== WHAT YOU SHOULD DO ==
Provide only the number of lines where "this" occurs.

== RECORDS TO USE ==
○ ○ ○ ○
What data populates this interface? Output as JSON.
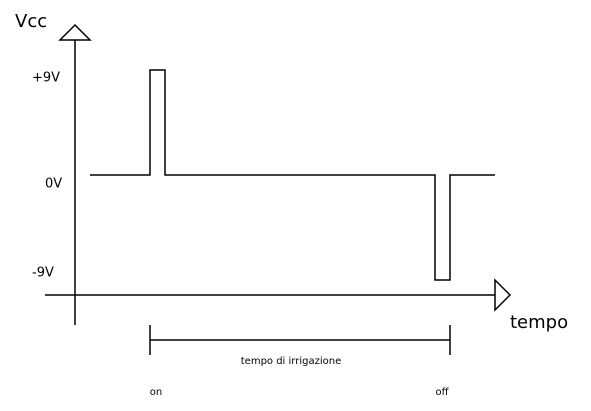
{
  "axis": {
    "y_label": "Vcc",
    "x_label": "tempo"
  },
  "levels": [
    "+9V",
    "0V",
    "-9V"
  ],
  "interval": {
    "label": "tempo di irrigazione",
    "start": "on",
    "end": "off"
  }
}
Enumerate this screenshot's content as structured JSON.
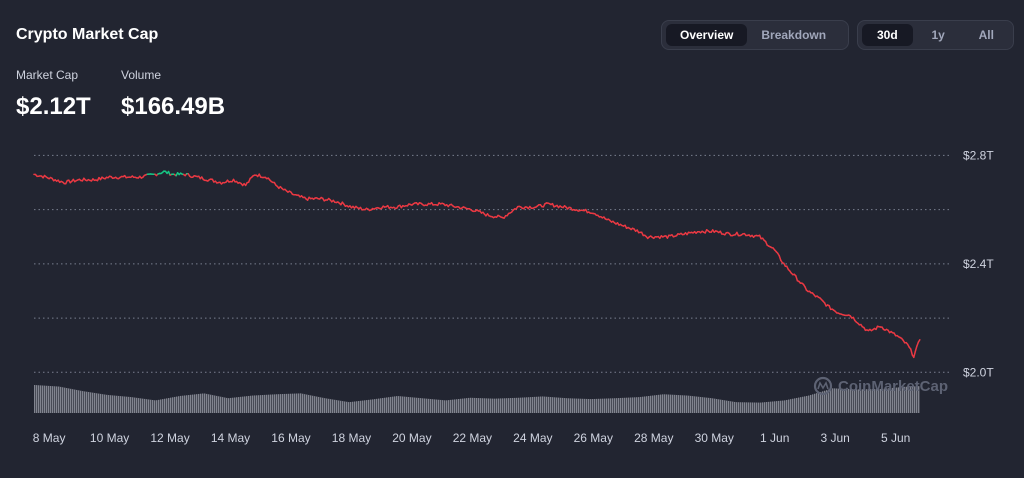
{
  "header": {
    "title": "Crypto Market Cap",
    "view_tabs": [
      {
        "label": "Overview",
        "active": true
      },
      {
        "label": "Breakdown",
        "active": false
      }
    ],
    "range_tabs": [
      {
        "label": "30d",
        "active": true
      },
      {
        "label": "1y",
        "active": false
      },
      {
        "label": "All",
        "active": false
      }
    ]
  },
  "stats": {
    "market_cap_label": "Market Cap",
    "market_cap_value": "$2.12T",
    "volume_label": "Volume",
    "volume_value": "$166.49B"
  },
  "watermark": "CoinMarketCap",
  "colors": {
    "up": "#16c784",
    "down": "#ea3943",
    "volume": "#9a9ca8",
    "grid": "#7a7f8f",
    "background": "#222531"
  },
  "chart_data": {
    "type": "line",
    "title": "",
    "xlabel": "",
    "ylabel": "",
    "y_tick_labels": [
      "$2.8T",
      "$2.4T",
      "$2.0T"
    ],
    "y_ticks": [
      2.8,
      2.4,
      2.0
    ],
    "ylim": [
      1.99,
      2.82
    ],
    "x_tick_labels": [
      "8 May",
      "10 May",
      "12 May",
      "14 May",
      "16 May",
      "18 May",
      "20 May",
      "22 May",
      "24 May",
      "26 May",
      "28 May",
      "30 May",
      "1 Jun",
      "3 Jun",
      "5 Jun"
    ],
    "x_ticks": [
      7.5,
      9.5,
      11.5,
      13.5,
      15.5,
      17.5,
      19.5,
      21.5,
      23.5,
      25.5,
      27.5,
      29.5,
      31.5,
      33.5,
      35.5
    ],
    "xlim": [
      7.0,
      37.0
    ],
    "x_unit": "days since 1 May",
    "grid": true,
    "baseline": 2.73,
    "series": [
      {
        "x": [
          7.0,
          7.4,
          7.7,
          8.0,
          8.5,
          9.0,
          9.5,
          10.0,
          10.5,
          11.0,
          11.3,
          11.6,
          12.0,
          12.4,
          12.8,
          13.2,
          13.6,
          14.0,
          14.3,
          14.7,
          15.0,
          15.3,
          15.7,
          16.0,
          16.5,
          17.0,
          17.5,
          18.0,
          18.5,
          19.0,
          19.5,
          20.0,
          20.5,
          21.0,
          21.5,
          22.0,
          22.5,
          23.0,
          23.3,
          23.6,
          24.0,
          24.5,
          25.0,
          25.5,
          26.0,
          26.5,
          27.0,
          27.3,
          27.6,
          28.0,
          28.5,
          29.0,
          29.5,
          30.0,
          30.5,
          31.0,
          31.5,
          31.8,
          32.2,
          32.6,
          33.0,
          33.3,
          33.6,
          34.0,
          34.3,
          34.6,
          35.0,
          35.3,
          35.6,
          35.9,
          36.1,
          36.3
        ],
        "y": [
          2.73,
          2.72,
          2.71,
          2.7,
          2.71,
          2.71,
          2.72,
          2.72,
          2.72,
          2.73,
          2.74,
          2.73,
          2.73,
          2.72,
          2.71,
          2.7,
          2.71,
          2.69,
          2.73,
          2.72,
          2.69,
          2.67,
          2.65,
          2.64,
          2.64,
          2.63,
          2.61,
          2.6,
          2.61,
          2.61,
          2.62,
          2.62,
          2.62,
          2.61,
          2.6,
          2.58,
          2.57,
          2.61,
          2.61,
          2.61,
          2.62,
          2.61,
          2.6,
          2.59,
          2.56,
          2.54,
          2.52,
          2.5,
          2.5,
          2.5,
          2.51,
          2.52,
          2.52,
          2.51,
          2.51,
          2.5,
          2.45,
          2.4,
          2.35,
          2.3,
          2.27,
          2.24,
          2.22,
          2.21,
          2.18,
          2.15,
          2.17,
          2.15,
          2.13,
          2.1,
          2.06,
          2.12
        ]
      }
    ],
    "volume_series": {
      "x": [
        7.0,
        7.8,
        8.6,
        9.4,
        10.2,
        11.0,
        11.8,
        12.6,
        13.4,
        14.2,
        15.0,
        15.8,
        16.6,
        17.4,
        18.2,
        19.0,
        19.8,
        20.6,
        21.4,
        22.2,
        23.0,
        23.8,
        24.6,
        25.4,
        26.2,
        27.0,
        27.8,
        28.6,
        29.4,
        30.2,
        31.0,
        31.8,
        32.6,
        33.4,
        34.2,
        35.0,
        35.8,
        36.3
      ],
      "relative": [
        1.0,
        0.93,
        0.72,
        0.55,
        0.45,
        0.3,
        0.5,
        0.62,
        0.4,
        0.52,
        0.58,
        0.62,
        0.4,
        0.22,
        0.35,
        0.5,
        0.4,
        0.3,
        0.42,
        0.38,
        0.42,
        0.48,
        0.4,
        0.36,
        0.4,
        0.45,
        0.58,
        0.52,
        0.4,
        0.22,
        0.2,
        0.3,
        0.52,
        0.85,
        0.8,
        0.82,
        0.92,
        0.95
      ]
    }
  }
}
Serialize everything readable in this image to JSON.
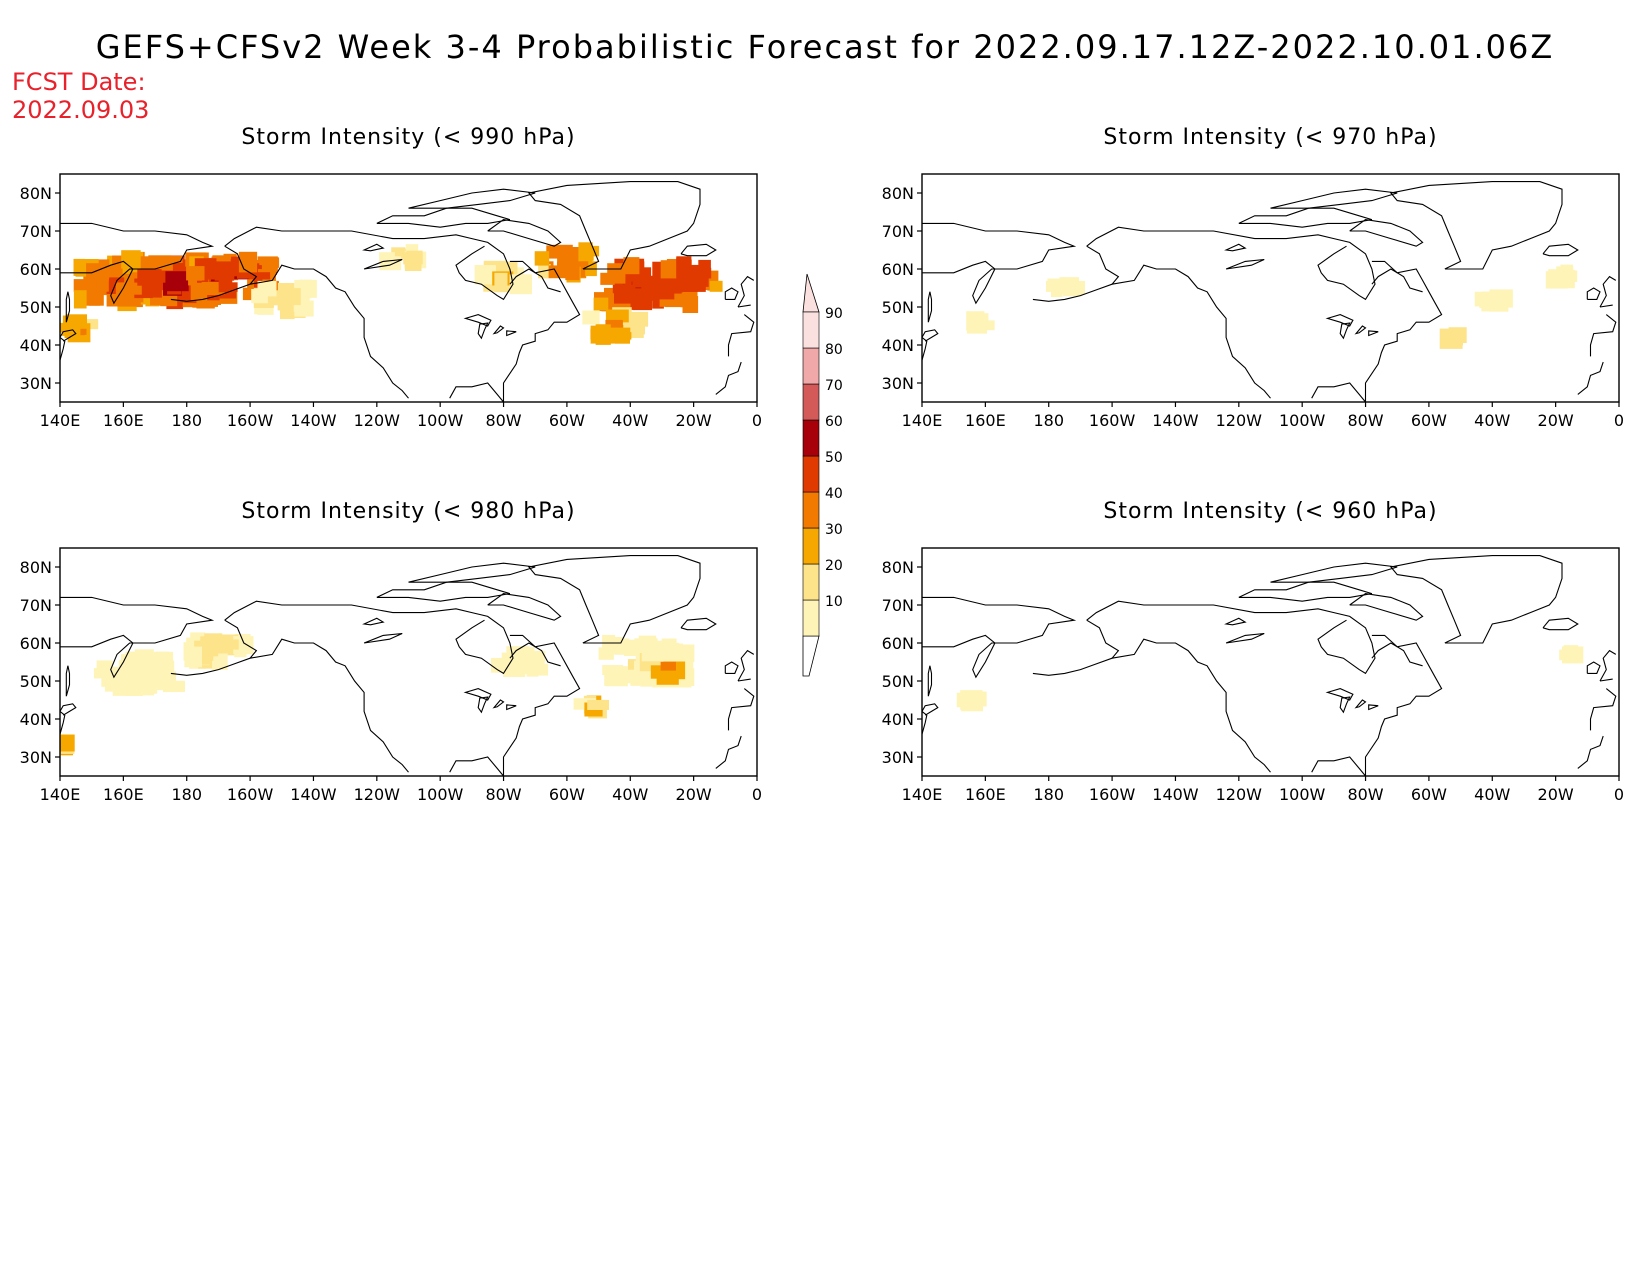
{
  "title": "GEFS+CFSv2 Week 3-4 Probabilistic Forecast for 2022.09.17.12Z-2022.10.01.06Z",
  "forecast_date_label": "FCST Date:",
  "forecast_date": "2022.09.03",
  "lon_ticks": [
    "140E",
    "160E",
    "180",
    "160W",
    "140W",
    "120W",
    "100W",
    "80W",
    "60W",
    "40W",
    "20W",
    "0"
  ],
  "lat_ticks": [
    "80N",
    "70N",
    "60N",
    "50N",
    "40N",
    "30N"
  ],
  "colorbar": {
    "levels": [
      "10",
      "20",
      "30",
      "40",
      "50",
      "60",
      "70",
      "80",
      "90"
    ],
    "colors": [
      "#fff4b8",
      "#fde48a",
      "#f6a800",
      "#f27a00",
      "#e13a00",
      "#a8000a",
      "#d45a5a",
      "#f0a8a8",
      "#fbe0e0"
    ]
  },
  "panels": [
    {
      "title": "Storm Intensity (< 990 hPa)",
      "blobs": [
        {
          "lon": 158,
          "lat": 56,
          "size": 18,
          "level": 4
        },
        {
          "lon": 178,
          "lat": 57,
          "size": 20,
          "level": 5
        },
        {
          "lon": -165,
          "lat": 58,
          "size": 16,
          "level": 5
        },
        {
          "lon": -150,
          "lat": 52,
          "size": 10,
          "level": 2
        },
        {
          "lon": 145,
          "lat": 45,
          "size": 6,
          "level": 3
        },
        {
          "lon": -112,
          "lat": 63,
          "size": 6,
          "level": 2
        },
        {
          "lon": -80,
          "lat": 58,
          "size": 8,
          "level": 2
        },
        {
          "lon": -60,
          "lat": 62,
          "size": 10,
          "level": 4
        },
        {
          "lon": -35,
          "lat": 56,
          "size": 18,
          "level": 5
        },
        {
          "lon": -20,
          "lat": 58,
          "size": 10,
          "level": 5
        },
        {
          "lon": -45,
          "lat": 45,
          "size": 10,
          "level": 3
        }
      ]
    },
    {
      "title": "Storm Intensity (< 970 hPa)",
      "blobs": [
        {
          "lon": -175,
          "lat": 55,
          "size": 4,
          "level": 0
        },
        {
          "lon": 158,
          "lat": 46,
          "size": 3,
          "level": 0
        },
        {
          "lon": -52,
          "lat": 42,
          "size": 3,
          "level": 2
        },
        {
          "lon": -40,
          "lat": 52,
          "size": 4,
          "level": 0
        },
        {
          "lon": -18,
          "lat": 58,
          "size": 4,
          "level": 0
        }
      ]
    },
    {
      "title": "Storm Intensity (< 980 hPa)",
      "blobs": [
        {
          "lon": 165,
          "lat": 52,
          "size": 14,
          "level": 1
        },
        {
          "lon": -170,
          "lat": 58,
          "size": 10,
          "level": 2
        },
        {
          "lon": -75,
          "lat": 55,
          "size": 8,
          "level": 0
        },
        {
          "lon": -35,
          "lat": 55,
          "size": 16,
          "level": 1
        },
        {
          "lon": -28,
          "lat": 52,
          "size": 4,
          "level": 3
        },
        {
          "lon": -52,
          "lat": 43,
          "size": 4,
          "level": 2
        },
        {
          "lon": 143,
          "lat": 33,
          "size": 3,
          "level": 3
        }
      ]
    },
    {
      "title": "Storm Intensity (< 960 hPa)",
      "blobs": [
        {
          "lon": 155,
          "lat": 45,
          "size": 3,
          "level": 0
        },
        {
          "lon": -15,
          "lat": 57,
          "size": 2,
          "level": 0
        }
      ]
    }
  ]
}
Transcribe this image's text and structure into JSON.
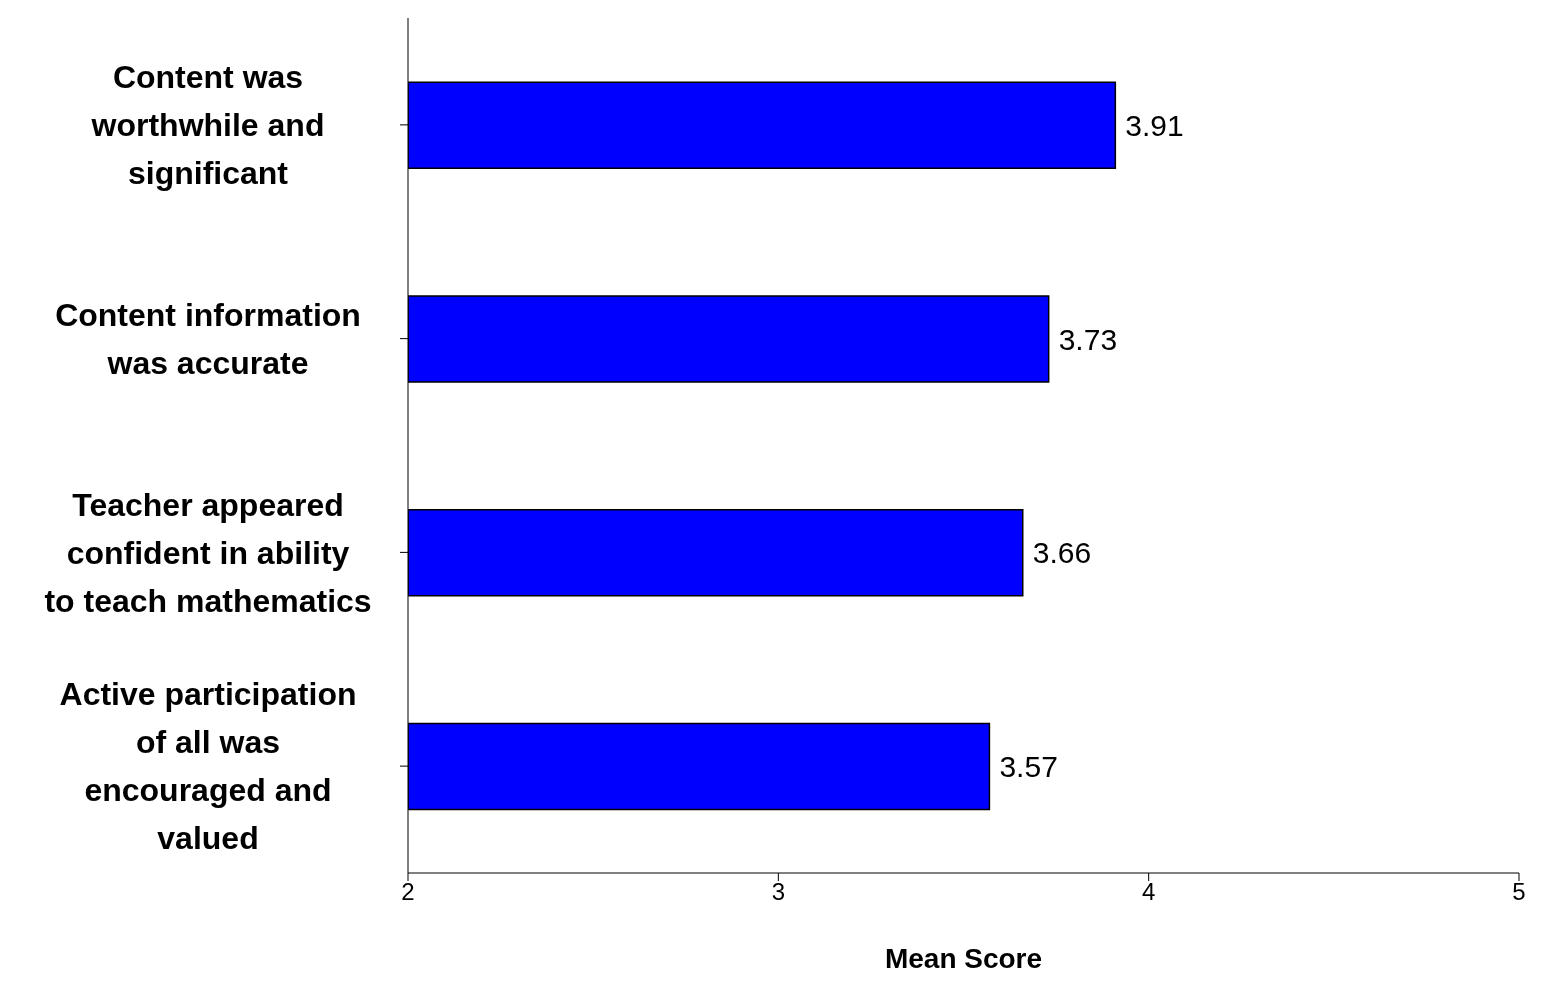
{
  "chart_data": {
    "type": "bar",
    "orientation": "horizontal",
    "categories": [
      "Content was worthwhile and significant",
      "Content information was accurate",
      "Teacher appeared confident in ability to teach mathematics",
      "Active participation of all was encouraged and valued"
    ],
    "values": [
      3.91,
      3.73,
      3.66,
      3.57
    ],
    "color": "#0000ff",
    "xlim": [
      2,
      5
    ],
    "xticks": [
      2,
      3,
      4,
      5
    ],
    "xlabel": "Mean Score",
    "data_labels": true
  }
}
○ ○ ○ ○
== COMPLETE OUTPUT ==
4